* start *
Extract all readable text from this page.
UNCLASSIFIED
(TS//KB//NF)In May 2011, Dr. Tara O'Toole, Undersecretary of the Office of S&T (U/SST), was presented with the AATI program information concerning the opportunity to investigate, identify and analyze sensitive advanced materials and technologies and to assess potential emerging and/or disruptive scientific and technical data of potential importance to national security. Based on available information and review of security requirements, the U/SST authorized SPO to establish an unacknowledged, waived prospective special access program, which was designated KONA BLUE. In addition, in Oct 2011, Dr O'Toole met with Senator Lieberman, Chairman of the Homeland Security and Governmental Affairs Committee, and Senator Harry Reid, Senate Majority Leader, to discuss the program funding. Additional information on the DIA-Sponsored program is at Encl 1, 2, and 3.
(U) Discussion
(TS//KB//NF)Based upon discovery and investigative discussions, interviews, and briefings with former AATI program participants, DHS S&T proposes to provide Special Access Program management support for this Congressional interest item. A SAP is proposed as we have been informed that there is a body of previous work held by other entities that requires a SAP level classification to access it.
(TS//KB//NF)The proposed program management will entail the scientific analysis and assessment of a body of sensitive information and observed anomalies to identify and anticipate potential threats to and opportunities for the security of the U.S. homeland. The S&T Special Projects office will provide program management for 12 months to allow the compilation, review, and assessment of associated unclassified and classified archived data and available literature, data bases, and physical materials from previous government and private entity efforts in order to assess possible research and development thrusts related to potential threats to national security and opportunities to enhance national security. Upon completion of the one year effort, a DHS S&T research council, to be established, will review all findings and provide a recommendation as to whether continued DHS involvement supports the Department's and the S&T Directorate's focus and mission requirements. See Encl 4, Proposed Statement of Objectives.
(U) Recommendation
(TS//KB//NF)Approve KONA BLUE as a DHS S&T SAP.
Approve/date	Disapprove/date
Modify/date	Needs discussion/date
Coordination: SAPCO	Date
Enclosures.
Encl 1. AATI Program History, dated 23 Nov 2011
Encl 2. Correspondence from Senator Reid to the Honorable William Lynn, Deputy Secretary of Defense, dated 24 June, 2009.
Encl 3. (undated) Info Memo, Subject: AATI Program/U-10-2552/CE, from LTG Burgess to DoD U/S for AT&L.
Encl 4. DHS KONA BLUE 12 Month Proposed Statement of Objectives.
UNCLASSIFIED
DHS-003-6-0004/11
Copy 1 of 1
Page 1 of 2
* end *
Goal:
Pull every line containing "Approve" from the data.

Result of this exercise:
(TS//KB//NF)Approve KONA BLUE as a DHS S&T SAP.
Approve/date	Disapprove/date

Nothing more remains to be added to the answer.